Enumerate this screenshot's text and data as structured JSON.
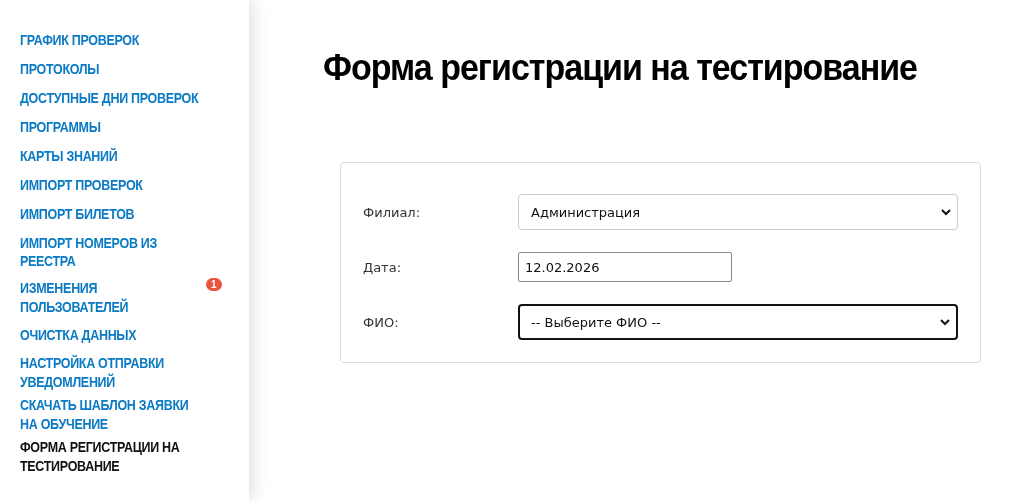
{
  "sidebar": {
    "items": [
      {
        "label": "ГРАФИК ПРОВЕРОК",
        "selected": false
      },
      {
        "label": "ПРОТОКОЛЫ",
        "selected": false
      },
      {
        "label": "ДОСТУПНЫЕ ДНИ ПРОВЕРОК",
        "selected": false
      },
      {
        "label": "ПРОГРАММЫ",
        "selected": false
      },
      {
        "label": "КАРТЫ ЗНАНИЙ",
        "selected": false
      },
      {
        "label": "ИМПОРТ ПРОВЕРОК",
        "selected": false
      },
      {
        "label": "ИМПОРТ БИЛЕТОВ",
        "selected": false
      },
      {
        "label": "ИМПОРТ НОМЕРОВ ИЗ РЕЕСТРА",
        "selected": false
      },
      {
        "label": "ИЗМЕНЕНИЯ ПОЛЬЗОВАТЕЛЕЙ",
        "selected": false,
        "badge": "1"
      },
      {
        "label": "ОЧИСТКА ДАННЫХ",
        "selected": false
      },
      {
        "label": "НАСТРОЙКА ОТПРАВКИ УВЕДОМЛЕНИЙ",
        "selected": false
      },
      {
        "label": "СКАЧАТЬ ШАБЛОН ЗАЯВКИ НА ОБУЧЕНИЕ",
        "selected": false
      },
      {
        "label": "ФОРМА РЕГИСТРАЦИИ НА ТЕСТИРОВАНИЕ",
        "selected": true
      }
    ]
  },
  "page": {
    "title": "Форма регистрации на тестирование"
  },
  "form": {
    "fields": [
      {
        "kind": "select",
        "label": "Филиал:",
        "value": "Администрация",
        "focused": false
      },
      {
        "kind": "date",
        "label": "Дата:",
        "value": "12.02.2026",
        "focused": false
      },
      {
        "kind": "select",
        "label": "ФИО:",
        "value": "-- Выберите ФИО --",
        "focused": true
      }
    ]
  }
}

• • • •

_EXERCISE GOAL_: Copy out each line of the records that holds the string "ИМПОРТ".

_WRITTEN RESPONSE_:
        "label": "ИМПОРТ ПРОВЕРОК",
        "label": "ИМПОРТ БИЛЕТОВ",
        "label": "ИМПОРТ НОМЕРОВ ИЗ РЕЕСТРА",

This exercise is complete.